Fruit Flies Help Solve Computer Problem

The insect's nerve cells offer a model of network efficiency.

THE GIST

Scientists have copied the way some nerve cells in fruit flies pick a leader to help form a computer algorithm.

The algorithm could help make wireless sensor networks.

The new approach could be used for monitoring volcanic activity or controlling robot swarms.

Fruit flies have solved a computing problem that has vexed computer scientists for decades.

Mimicking how some nerve cells in flies pick a leader to make decisions has led scientists to a computer algorithm that could make wireless sensor networks, such as those used for monitoring volcanic activity or controlling swarms of robots, much more efficient.

In such smart networks, some sensors can act as leaders to alert headquarters if, for example, a certain number of them detect rumblings indicating that a volcano might be waking up. The new approach, published in the Jan. 13 Science, achieves the same leader-follower relationships but eliminates a lot of cross-talk among sensors, saving energy and computing power.

A colleague's presentation on how nerve cells in fruit flies take on different jobs struck computational biologist Ziv Bar-Joseph as being very similar to a distributed computing problem. In distributed computing, many computer processors work together toward a common goal, but with minimal leadership. A handful of processors -- typically ones with many neighboring processors -- are designated leaders and set up to receive information from the processors around them and pass it on.

"People in computer science made assumptions about what sensors need to know," says Bar-Joseph, a researcher at Carnegie Mellon University in Pittsburgh who led the new work. But developing cells set up their networks without knowing much about their neighbors, he says. "They work in a much more constrained environment and still come up with solutions."

Similarly, when fruit fly larvae are developing, some cells take on particular tasks, such as becoming a precursor of the sensory bristles the flies use to read the air around them. Each bristle ends up surrounded by nonbristle cells. This layout, where there are enough specialized cells, or leaders, but no two are right next to each other, is very similar to how tasks are divvied up in distributed networks, says Bar-Joseph.

For 30 years, computer scientists had thought that to most efficiently designate a handful of processors as leaders that can quickly communicate with the rest of the network, each processor had to take stock of its local neighborhood. Then some processors would identify themselves as leaders, based in part on how many connections they have with other processors.

Young fruit fly nerve cells don't necessarily know how many cells are in their neighborhood, yet they manage to develop into appropriately distributed sensory bristles. Once a cell elects itself as a bristle, it sends out a protein signal that inhibits neighboring cells from becoming bristles.

The flies' trick lies in using timing instead of a neighborhood census to determine which cell becomes a bristle, Bar-Joseph and his colleagues report. As time passes, if a cell hasn't received a don't-become-a-bristle directive, it becomes a bristle, as simple as that. The new algorithm shows that networks of sensors could do the same, without spending time and energy gathering all that information on how many sensors are nearby, says Bar-Joseph.

"Now you don't need to know about the neighborhood," says Bar-Joseph. "Each sensor can be close to five or 500 sensors and it doesn't need to know anything."

The approach is "a delight" says Mark Fricker of the University of Oxford in England who is using slime mold behavior to build more efficient networks. "They have taken a very well-established biological developmental system and shown that it can be recast in a computational framework to solve an existing problem efficiently and effectively."

▶ [Work task 1]: According to the fruit fly article, what do the flies' cells rely on instead of a neighborhood census to determine which cell becomes a bristle?
▶ [Work task 2]: Copy the stretch of the fruit fly article from "Mimicking how some" through "much more efficient.", word for word.

▶ [Information provided]:
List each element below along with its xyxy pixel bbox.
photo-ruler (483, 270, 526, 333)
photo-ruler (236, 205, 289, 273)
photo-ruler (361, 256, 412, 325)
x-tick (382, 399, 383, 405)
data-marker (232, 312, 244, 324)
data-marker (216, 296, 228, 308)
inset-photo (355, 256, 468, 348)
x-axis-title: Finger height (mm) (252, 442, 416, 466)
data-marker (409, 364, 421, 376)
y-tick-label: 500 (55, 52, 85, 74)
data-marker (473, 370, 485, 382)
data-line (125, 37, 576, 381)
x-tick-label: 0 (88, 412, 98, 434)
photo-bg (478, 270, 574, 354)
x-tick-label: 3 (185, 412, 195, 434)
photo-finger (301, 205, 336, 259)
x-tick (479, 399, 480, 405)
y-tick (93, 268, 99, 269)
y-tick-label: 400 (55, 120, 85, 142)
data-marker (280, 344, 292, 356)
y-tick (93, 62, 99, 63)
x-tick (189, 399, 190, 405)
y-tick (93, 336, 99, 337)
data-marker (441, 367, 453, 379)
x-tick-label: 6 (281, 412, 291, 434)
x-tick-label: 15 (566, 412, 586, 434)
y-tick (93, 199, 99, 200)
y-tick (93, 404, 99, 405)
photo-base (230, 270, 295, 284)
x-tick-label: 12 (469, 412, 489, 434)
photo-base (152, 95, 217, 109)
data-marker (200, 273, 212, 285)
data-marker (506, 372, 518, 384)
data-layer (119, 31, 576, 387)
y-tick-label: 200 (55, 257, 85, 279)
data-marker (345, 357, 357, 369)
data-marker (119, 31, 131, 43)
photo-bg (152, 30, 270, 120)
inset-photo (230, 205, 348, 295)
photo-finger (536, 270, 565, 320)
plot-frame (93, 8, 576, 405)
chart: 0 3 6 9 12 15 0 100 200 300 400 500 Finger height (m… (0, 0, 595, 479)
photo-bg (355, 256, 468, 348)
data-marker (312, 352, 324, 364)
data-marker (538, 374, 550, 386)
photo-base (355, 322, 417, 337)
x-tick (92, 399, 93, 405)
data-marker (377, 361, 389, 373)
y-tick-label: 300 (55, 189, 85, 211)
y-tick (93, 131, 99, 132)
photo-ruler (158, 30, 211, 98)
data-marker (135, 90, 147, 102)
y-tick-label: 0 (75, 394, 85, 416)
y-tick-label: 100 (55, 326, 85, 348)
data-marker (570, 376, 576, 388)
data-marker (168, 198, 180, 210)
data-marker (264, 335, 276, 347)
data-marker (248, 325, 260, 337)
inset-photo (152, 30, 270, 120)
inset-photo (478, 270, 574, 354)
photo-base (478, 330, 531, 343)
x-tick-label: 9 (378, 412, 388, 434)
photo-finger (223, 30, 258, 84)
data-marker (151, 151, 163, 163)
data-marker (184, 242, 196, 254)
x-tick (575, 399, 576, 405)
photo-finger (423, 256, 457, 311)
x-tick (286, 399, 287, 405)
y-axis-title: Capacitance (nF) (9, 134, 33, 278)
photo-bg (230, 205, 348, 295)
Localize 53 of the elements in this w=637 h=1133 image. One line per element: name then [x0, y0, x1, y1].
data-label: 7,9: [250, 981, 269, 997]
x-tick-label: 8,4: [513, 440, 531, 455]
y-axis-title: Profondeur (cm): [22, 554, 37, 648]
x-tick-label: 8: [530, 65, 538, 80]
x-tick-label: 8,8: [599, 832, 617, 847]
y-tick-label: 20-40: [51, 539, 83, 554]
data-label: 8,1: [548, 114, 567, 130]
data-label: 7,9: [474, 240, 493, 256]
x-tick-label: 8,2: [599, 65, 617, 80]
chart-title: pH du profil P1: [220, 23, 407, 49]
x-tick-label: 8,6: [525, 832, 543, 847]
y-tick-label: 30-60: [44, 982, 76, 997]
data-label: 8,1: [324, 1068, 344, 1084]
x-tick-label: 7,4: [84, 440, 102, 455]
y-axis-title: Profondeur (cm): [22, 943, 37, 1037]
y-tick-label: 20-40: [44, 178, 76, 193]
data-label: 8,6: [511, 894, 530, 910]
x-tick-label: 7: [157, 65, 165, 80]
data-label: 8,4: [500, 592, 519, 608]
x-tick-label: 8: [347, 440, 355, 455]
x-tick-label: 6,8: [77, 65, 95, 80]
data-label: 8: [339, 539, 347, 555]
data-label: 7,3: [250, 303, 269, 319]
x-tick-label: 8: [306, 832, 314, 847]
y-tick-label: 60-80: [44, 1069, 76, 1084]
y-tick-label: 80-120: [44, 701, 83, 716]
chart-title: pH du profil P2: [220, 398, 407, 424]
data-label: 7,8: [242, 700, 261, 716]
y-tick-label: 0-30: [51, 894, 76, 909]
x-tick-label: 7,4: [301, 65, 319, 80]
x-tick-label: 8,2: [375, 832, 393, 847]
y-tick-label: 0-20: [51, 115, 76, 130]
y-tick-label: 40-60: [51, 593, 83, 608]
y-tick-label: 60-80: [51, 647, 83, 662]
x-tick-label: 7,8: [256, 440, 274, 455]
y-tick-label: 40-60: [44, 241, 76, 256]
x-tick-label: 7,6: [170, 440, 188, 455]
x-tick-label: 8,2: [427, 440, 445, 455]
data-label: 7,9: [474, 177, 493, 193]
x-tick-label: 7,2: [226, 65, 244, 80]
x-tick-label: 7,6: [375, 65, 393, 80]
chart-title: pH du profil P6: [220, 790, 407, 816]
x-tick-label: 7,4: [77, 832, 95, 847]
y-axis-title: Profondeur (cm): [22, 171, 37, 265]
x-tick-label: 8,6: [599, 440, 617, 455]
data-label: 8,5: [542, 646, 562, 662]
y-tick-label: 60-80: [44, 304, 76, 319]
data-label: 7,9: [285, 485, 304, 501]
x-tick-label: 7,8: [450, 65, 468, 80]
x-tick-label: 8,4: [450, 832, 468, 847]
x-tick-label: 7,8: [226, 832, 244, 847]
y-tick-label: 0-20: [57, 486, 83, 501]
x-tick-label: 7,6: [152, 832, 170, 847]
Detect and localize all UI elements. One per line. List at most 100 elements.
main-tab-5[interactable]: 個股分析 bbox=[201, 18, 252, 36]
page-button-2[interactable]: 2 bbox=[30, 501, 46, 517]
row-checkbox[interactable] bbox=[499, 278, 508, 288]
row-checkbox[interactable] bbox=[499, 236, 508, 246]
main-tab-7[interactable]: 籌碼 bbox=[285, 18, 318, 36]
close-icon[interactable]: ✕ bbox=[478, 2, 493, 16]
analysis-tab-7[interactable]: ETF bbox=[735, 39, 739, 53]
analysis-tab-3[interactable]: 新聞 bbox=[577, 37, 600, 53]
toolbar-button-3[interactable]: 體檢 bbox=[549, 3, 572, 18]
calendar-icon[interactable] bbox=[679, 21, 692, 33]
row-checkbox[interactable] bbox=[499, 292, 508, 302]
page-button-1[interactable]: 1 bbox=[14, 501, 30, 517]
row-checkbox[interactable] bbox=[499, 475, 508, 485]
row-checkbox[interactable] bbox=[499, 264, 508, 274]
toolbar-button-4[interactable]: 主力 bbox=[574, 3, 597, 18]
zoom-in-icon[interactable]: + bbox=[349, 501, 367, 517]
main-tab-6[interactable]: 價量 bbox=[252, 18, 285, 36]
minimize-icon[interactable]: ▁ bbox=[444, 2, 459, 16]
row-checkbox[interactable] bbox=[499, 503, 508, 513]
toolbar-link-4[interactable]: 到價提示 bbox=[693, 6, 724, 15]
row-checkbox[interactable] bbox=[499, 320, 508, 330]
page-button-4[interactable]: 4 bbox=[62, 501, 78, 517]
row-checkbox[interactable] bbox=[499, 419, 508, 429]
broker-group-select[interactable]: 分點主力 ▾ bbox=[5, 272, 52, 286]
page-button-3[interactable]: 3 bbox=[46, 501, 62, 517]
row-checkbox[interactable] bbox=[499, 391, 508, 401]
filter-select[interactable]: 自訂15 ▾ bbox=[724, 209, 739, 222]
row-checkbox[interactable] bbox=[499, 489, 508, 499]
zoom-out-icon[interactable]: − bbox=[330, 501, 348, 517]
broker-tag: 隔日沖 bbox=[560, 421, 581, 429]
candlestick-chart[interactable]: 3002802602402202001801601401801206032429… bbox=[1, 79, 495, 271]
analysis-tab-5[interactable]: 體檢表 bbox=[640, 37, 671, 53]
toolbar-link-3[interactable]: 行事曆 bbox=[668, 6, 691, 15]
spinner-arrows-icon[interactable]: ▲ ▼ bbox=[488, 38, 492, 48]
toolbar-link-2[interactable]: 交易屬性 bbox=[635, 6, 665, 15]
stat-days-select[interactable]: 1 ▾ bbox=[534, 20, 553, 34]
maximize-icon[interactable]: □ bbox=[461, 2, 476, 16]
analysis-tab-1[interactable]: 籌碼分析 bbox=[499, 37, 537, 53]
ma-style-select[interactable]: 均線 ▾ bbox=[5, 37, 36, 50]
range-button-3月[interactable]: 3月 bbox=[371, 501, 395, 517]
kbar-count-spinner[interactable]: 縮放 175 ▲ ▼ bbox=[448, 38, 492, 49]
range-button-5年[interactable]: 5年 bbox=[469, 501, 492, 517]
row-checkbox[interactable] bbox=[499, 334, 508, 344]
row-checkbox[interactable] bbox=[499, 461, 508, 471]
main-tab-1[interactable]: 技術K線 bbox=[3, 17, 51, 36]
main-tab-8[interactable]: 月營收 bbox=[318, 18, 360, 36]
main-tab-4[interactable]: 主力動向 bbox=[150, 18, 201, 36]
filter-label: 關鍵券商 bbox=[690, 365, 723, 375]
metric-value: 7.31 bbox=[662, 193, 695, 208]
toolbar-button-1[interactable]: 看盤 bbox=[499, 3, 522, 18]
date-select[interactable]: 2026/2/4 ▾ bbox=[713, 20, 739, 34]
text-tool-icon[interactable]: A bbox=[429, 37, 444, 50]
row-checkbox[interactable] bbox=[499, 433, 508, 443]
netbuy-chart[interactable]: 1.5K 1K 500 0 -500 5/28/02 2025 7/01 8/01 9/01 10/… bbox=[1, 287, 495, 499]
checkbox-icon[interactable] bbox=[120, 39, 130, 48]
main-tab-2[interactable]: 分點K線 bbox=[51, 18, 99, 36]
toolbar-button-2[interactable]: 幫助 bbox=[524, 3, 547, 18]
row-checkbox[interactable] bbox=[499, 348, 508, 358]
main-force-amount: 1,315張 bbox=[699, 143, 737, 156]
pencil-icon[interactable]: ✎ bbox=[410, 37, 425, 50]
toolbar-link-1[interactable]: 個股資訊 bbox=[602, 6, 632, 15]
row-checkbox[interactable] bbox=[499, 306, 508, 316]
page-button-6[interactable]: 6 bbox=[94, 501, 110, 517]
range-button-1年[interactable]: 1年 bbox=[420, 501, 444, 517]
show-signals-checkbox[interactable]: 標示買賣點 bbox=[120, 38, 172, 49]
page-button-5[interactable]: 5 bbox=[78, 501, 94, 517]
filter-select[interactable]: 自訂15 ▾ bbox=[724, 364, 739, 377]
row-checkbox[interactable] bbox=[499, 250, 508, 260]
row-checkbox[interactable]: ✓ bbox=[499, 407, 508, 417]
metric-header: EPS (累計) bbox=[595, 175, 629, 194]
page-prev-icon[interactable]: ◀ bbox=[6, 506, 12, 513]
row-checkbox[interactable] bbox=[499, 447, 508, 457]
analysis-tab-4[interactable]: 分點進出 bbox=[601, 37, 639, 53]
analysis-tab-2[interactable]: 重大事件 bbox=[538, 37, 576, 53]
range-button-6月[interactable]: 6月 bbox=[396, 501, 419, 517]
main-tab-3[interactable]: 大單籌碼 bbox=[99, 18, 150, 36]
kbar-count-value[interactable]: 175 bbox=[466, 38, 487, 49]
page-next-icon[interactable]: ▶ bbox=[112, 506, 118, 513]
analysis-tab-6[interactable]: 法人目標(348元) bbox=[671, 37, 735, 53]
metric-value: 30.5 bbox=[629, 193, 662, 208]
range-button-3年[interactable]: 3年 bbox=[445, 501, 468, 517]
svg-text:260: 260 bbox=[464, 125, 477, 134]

▶ [Answer box 1]: Timing.

▶ [Answer box 2]:
Mimicking how some nerve cells in flies pick a leader to make decisions has led scientists to a computer algorithm that could make wireless sensor networks, such as those used for monitoring volcanic activity or controlling swarms of robots, much more efficient.